> [WHAT TO DO]: Scan the lines below; pull out those with "from".

--- Start of EXTRACTED INFORMATION ---

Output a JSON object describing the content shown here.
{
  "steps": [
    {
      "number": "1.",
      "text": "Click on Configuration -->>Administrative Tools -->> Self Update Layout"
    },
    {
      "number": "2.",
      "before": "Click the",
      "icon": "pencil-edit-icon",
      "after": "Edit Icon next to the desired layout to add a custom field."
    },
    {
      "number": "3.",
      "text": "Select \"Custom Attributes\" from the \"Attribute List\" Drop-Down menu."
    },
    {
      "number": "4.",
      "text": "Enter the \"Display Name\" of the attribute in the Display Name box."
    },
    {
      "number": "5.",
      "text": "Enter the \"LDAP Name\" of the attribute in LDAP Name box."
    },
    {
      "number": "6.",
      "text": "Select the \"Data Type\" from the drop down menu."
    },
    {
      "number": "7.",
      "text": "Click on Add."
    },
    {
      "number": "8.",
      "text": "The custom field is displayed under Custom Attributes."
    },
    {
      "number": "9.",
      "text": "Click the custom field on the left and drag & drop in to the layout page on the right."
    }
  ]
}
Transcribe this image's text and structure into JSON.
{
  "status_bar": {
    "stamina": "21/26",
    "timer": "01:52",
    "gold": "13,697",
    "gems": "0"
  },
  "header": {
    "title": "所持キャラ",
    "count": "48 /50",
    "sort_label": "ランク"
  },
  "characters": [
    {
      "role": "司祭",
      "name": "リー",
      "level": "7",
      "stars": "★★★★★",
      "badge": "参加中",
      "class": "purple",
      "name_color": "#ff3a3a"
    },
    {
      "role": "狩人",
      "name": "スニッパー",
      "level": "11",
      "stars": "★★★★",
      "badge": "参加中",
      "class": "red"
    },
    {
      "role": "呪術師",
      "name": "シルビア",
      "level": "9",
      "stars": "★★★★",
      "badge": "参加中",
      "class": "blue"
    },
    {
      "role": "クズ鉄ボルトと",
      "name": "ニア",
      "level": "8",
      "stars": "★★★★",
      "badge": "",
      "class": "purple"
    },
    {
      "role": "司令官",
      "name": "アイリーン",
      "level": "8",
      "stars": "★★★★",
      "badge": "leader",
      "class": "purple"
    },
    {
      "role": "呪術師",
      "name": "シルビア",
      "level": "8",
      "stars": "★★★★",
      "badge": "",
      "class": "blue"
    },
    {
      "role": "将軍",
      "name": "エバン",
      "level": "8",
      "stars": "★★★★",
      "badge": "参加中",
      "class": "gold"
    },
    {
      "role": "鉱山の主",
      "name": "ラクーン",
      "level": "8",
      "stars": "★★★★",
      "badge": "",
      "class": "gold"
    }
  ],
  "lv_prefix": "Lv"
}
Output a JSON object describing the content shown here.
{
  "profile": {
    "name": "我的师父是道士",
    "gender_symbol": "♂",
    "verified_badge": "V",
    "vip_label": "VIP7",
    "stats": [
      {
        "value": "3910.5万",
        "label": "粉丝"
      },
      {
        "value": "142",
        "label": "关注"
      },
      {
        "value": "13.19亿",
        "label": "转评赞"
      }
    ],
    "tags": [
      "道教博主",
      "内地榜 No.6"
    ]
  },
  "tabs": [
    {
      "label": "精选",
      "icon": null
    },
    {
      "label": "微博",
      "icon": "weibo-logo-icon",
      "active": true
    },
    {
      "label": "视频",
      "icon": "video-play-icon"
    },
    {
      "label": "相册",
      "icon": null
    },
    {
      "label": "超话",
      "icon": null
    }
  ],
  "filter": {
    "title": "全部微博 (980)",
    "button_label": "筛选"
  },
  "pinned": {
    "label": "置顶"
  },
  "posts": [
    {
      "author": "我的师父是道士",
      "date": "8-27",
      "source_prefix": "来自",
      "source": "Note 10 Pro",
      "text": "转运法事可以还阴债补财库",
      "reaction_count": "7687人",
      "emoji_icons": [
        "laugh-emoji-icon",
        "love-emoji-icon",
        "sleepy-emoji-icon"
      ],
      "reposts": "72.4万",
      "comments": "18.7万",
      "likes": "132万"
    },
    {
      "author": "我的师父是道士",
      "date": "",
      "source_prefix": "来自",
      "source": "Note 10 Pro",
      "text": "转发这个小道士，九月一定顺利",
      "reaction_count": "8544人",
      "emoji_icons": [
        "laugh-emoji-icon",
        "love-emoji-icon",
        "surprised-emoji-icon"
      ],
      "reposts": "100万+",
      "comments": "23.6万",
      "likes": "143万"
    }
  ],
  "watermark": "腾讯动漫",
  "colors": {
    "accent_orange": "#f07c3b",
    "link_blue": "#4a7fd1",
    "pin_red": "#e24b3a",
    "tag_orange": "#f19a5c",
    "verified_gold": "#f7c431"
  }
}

--- End of EXTRACTED INFORMATION ---

> [SOLVED EXERCISE]:
      "text": "Select \"Custom Attributes\" from the \"Attribute List\" Drop-Down menu."
      "text": "Select the \"Data Type\" from the drop down menu."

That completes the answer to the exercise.